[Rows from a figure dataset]
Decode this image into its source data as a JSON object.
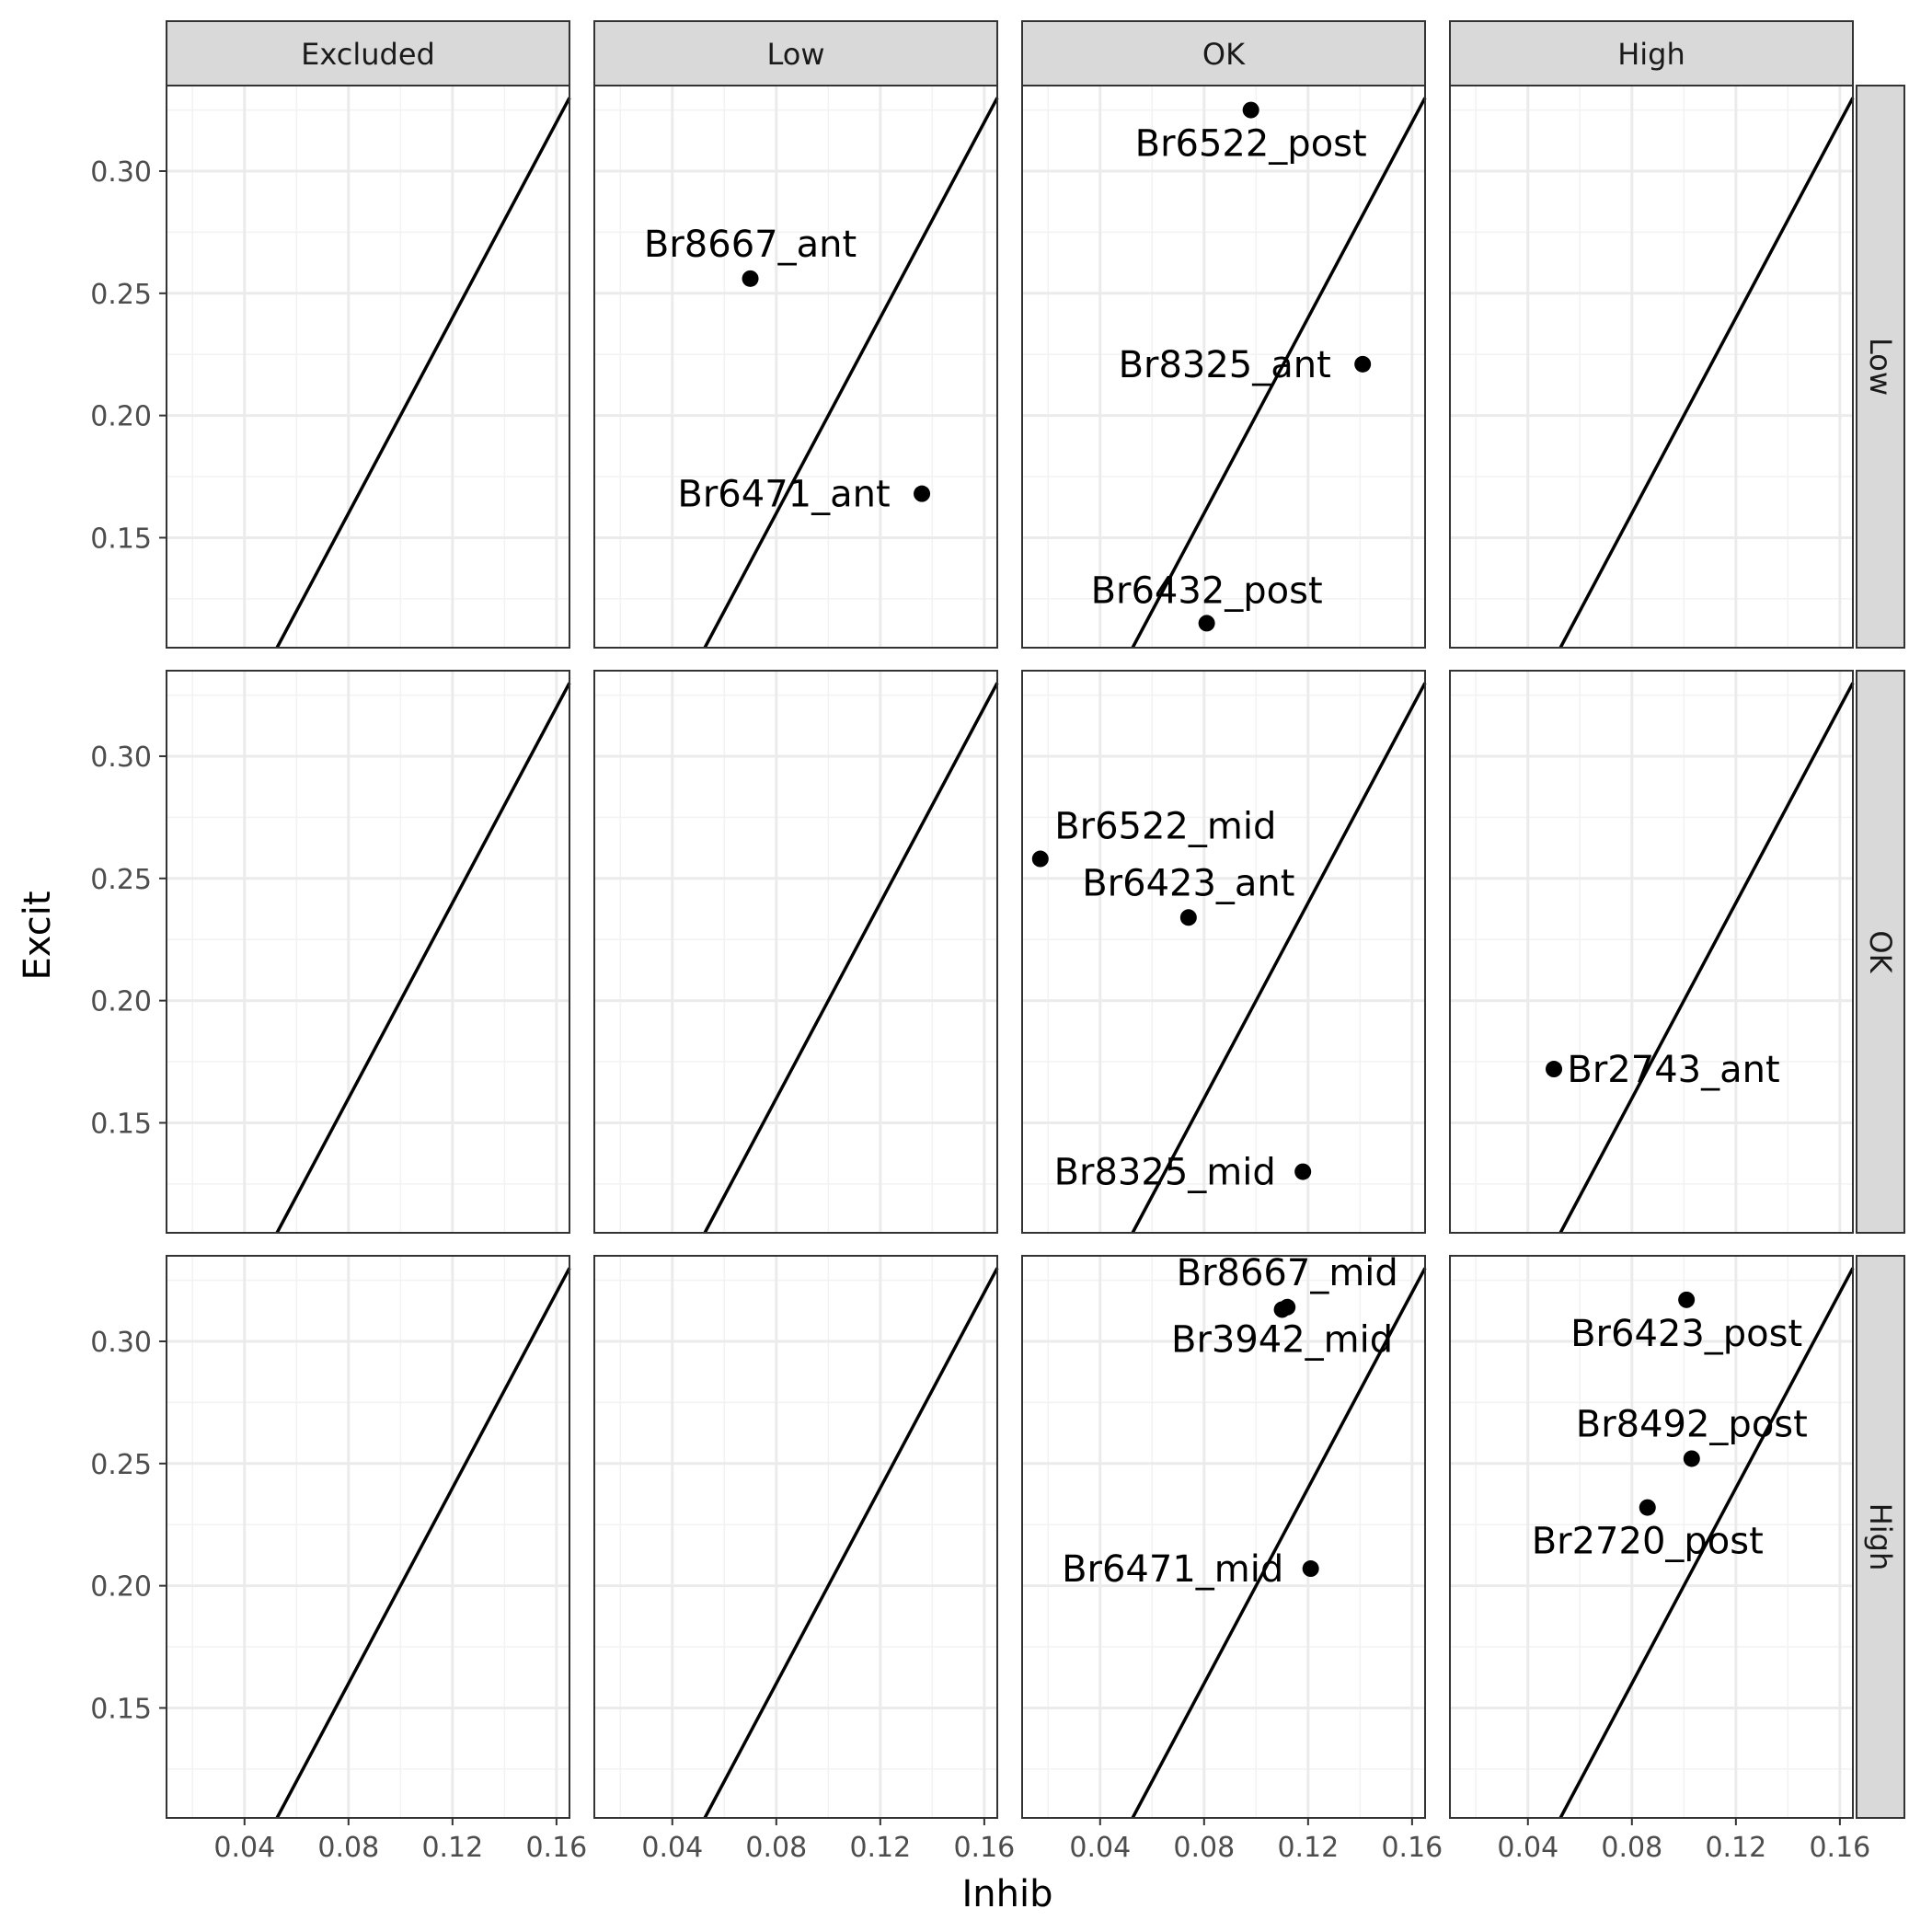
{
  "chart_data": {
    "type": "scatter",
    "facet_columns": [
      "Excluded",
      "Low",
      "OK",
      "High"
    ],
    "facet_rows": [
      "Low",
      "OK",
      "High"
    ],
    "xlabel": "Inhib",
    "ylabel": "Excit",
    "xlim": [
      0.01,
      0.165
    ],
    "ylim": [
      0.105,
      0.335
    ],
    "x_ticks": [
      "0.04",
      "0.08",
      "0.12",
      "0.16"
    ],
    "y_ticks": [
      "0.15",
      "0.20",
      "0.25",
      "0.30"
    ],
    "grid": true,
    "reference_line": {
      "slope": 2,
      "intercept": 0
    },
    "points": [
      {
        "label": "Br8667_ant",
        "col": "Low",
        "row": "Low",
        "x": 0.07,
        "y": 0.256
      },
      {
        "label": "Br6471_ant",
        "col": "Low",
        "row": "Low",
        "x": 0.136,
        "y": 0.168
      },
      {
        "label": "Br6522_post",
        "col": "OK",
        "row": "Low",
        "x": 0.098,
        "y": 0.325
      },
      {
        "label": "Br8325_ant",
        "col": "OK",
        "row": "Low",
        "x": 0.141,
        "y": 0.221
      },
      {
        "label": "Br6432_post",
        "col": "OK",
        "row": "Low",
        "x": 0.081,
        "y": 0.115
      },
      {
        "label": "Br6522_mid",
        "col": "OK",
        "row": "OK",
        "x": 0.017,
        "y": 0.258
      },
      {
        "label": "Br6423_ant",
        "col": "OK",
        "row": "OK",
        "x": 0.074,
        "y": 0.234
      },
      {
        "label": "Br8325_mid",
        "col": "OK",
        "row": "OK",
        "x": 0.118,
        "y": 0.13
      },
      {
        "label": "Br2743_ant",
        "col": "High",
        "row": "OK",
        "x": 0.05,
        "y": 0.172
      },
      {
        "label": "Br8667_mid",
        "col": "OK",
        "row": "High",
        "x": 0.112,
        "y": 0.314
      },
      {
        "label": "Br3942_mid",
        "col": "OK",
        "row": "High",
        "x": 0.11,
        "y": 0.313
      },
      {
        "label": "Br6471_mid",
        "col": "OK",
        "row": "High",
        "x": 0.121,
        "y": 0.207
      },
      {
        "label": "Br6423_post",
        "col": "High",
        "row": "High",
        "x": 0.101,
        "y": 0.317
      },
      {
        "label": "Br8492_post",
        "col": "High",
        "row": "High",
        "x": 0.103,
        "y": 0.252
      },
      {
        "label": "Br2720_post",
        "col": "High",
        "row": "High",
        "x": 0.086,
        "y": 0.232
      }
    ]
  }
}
---
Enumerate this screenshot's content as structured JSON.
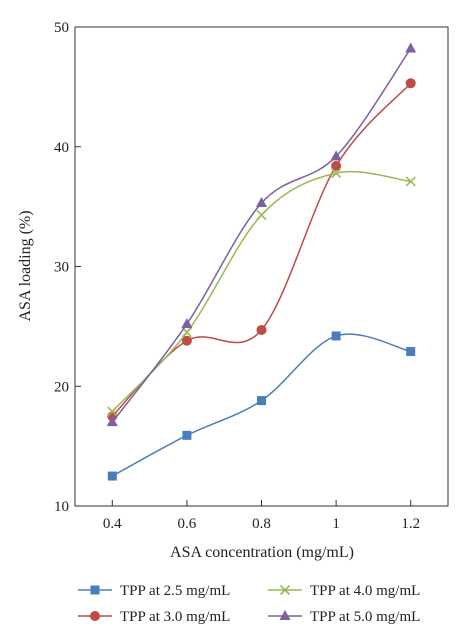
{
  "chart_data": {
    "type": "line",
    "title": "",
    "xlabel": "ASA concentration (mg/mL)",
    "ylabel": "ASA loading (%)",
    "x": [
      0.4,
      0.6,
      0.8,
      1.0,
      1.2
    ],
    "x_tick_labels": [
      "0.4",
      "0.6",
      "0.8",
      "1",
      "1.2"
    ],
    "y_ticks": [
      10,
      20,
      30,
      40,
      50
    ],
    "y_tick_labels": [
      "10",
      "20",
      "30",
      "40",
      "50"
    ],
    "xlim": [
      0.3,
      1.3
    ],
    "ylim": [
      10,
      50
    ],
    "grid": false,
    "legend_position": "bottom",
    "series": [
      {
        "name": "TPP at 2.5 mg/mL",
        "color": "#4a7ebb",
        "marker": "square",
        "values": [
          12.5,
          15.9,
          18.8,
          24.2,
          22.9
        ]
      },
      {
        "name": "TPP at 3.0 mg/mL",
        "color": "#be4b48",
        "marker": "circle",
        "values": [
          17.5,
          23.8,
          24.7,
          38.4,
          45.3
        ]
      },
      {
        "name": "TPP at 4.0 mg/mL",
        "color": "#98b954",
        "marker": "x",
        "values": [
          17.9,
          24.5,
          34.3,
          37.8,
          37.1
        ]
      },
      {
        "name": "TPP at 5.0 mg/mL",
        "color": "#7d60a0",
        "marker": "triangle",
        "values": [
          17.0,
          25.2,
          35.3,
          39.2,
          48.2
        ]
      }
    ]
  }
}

*GIVEN PROBLEM*
Check each line above for "xlabel" and return the ones that have it.

*RESPONSE TO THE EXERCISE*
    "xlabel": "Inhib",
    "xlabel": "ASA concentration (mg/mL)",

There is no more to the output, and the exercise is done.